**Exercise description**
Review the lines that follow and copy each one that contains the word "printed".

**Stored records**
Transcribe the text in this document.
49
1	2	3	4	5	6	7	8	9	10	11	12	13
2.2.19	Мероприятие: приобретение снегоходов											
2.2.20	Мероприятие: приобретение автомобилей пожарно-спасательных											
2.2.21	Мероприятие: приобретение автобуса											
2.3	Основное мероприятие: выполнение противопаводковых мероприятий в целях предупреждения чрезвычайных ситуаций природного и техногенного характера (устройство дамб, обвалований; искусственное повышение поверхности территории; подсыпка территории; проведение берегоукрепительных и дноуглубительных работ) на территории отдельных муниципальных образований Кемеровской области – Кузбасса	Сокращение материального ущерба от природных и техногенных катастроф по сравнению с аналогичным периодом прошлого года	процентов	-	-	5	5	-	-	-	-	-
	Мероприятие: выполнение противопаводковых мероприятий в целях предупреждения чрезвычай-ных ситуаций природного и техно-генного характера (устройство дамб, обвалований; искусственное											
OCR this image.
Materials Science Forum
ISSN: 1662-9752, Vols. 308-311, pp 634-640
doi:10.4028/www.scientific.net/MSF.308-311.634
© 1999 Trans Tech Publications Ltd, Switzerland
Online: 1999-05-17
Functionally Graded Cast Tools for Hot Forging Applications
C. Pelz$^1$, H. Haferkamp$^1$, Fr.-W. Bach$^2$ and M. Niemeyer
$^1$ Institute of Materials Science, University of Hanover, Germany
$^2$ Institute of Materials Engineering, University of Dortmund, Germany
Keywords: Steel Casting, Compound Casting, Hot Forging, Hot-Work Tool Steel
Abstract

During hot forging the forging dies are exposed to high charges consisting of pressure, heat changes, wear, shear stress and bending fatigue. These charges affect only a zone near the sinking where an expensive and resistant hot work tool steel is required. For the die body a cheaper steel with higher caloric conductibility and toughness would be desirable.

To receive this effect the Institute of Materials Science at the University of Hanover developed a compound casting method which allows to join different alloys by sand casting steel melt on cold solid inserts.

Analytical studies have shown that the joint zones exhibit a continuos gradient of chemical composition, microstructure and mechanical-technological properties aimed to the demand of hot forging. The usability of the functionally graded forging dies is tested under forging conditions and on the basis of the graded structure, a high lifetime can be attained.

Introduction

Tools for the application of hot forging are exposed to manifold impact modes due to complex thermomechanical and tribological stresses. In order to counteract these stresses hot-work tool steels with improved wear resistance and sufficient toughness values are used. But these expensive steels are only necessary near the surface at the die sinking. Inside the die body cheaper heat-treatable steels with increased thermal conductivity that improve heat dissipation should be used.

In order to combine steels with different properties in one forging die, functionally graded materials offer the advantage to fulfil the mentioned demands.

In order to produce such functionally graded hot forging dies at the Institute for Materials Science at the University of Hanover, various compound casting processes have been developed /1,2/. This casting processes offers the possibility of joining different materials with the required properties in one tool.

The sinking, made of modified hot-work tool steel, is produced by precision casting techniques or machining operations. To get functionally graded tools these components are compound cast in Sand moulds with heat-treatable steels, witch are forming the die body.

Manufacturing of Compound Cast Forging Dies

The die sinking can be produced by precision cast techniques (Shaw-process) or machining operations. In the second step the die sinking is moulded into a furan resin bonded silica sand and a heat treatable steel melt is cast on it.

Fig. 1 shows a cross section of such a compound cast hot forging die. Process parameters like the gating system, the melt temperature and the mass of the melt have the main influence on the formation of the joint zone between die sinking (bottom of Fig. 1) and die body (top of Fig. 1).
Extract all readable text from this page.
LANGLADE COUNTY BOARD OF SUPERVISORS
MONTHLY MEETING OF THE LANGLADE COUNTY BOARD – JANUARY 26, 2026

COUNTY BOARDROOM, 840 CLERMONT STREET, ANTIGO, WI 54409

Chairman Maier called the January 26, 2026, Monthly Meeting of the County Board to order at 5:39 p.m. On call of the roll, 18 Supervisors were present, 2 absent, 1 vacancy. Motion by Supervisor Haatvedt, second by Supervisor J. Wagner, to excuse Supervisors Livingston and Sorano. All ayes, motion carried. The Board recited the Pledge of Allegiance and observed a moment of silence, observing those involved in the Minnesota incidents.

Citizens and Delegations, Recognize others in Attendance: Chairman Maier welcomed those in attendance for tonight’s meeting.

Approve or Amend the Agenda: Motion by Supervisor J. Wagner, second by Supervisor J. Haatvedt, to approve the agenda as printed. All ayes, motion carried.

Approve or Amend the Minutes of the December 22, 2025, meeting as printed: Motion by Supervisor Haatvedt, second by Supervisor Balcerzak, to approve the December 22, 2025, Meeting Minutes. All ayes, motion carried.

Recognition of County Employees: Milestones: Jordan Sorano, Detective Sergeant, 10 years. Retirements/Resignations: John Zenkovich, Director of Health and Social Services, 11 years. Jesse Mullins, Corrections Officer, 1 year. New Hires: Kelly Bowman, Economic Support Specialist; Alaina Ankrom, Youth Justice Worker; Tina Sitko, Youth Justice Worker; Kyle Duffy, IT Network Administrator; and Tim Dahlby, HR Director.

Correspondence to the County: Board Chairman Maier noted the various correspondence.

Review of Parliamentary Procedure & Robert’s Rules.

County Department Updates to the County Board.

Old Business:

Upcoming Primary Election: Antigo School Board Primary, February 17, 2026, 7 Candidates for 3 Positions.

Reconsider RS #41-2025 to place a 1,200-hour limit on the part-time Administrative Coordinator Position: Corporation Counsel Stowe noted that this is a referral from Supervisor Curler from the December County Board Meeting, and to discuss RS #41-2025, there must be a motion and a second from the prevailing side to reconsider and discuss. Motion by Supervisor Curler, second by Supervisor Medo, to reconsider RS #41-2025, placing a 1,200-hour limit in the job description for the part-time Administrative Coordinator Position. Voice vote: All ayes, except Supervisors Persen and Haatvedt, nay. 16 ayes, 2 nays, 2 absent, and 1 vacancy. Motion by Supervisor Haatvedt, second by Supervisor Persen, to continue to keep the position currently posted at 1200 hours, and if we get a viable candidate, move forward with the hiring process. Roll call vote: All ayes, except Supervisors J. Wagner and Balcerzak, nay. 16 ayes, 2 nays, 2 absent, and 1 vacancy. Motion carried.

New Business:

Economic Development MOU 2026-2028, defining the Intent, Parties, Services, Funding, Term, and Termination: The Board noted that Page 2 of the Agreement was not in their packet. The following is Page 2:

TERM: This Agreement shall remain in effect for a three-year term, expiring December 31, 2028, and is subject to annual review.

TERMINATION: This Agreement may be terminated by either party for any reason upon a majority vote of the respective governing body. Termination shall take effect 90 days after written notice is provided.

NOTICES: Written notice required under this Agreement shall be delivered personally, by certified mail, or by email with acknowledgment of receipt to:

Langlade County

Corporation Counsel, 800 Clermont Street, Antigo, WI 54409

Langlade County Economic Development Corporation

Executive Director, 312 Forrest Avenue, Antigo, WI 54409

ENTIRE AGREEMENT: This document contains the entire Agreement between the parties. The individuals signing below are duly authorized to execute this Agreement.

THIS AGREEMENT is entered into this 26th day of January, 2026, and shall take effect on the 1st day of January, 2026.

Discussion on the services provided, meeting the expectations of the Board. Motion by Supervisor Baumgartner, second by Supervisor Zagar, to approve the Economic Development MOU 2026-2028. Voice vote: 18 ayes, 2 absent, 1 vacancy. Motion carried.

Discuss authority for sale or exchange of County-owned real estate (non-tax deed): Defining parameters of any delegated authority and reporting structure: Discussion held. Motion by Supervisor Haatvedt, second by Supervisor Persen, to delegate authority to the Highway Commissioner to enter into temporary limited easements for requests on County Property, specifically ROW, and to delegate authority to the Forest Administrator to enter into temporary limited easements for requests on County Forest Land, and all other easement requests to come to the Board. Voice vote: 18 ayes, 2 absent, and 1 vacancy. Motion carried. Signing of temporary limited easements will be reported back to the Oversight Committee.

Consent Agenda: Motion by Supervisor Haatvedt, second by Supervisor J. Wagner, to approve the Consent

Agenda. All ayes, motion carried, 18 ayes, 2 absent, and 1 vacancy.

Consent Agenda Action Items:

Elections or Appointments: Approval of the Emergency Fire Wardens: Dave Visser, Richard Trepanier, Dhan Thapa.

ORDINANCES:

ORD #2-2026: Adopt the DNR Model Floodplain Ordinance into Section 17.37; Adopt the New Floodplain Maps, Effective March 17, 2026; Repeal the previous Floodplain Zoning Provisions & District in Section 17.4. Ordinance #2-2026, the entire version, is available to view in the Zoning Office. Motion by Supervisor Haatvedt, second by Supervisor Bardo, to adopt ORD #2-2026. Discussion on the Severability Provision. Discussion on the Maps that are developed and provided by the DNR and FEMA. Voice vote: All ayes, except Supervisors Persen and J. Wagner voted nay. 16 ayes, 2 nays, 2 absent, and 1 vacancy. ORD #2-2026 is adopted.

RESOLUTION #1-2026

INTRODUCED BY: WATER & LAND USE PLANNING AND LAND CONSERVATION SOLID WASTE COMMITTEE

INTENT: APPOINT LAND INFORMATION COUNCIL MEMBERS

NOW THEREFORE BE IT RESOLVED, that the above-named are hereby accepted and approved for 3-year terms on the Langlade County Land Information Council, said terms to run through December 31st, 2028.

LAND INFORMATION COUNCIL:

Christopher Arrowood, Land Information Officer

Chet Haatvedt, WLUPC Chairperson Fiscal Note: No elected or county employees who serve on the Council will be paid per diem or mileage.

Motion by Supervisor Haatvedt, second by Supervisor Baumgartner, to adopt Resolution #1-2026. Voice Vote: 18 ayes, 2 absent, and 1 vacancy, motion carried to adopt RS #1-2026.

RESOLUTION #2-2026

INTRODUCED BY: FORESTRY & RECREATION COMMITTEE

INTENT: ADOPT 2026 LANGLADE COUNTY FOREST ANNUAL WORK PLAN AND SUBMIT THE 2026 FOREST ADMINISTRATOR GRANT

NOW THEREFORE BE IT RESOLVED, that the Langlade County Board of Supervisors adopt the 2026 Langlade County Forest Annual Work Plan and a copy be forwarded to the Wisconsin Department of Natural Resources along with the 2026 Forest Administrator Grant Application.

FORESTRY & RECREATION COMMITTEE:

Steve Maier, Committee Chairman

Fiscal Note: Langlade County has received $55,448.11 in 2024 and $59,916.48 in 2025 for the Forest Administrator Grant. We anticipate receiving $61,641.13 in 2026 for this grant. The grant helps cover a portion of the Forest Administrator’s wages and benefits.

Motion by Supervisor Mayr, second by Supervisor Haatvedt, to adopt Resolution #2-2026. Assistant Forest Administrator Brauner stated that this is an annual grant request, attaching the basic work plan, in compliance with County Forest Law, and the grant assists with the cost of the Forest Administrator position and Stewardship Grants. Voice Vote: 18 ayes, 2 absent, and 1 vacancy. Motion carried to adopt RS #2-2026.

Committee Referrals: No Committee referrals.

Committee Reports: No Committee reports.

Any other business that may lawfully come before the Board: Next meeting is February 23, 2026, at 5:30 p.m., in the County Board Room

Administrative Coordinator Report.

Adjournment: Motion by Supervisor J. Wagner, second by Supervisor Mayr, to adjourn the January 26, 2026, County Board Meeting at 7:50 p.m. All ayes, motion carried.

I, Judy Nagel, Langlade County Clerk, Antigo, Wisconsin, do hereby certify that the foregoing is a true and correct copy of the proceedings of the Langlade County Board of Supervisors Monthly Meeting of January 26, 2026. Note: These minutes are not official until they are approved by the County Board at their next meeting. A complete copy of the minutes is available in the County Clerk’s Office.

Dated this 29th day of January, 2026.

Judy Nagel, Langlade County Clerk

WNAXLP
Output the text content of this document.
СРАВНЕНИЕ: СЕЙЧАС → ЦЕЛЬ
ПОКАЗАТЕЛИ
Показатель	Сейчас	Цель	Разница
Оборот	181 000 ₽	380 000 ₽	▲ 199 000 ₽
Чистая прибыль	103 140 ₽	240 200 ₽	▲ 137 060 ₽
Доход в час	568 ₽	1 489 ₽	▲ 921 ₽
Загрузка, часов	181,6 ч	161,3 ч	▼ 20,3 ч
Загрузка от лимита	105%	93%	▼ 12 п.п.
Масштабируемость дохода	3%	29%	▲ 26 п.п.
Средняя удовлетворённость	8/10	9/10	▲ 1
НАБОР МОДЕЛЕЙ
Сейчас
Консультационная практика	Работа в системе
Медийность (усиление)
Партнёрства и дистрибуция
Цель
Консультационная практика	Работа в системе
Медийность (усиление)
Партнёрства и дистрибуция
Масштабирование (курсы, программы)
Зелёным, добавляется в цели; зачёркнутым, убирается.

**Response to the exercise**
Approve or Amend the Agenda: Motion by Supervisor J. Wagner, second by Supervisor J. Haatvedt, to approve the agenda as printed. All ayes, motion carried.
Approve or Amend the Minutes of the December 22, 2025, meeting as printed: Motion by Supervisor Haatvedt, second by Supervisor Balcerzak, to approve the December 22, 2025, Meeting Minutes. All ayes, motion carried.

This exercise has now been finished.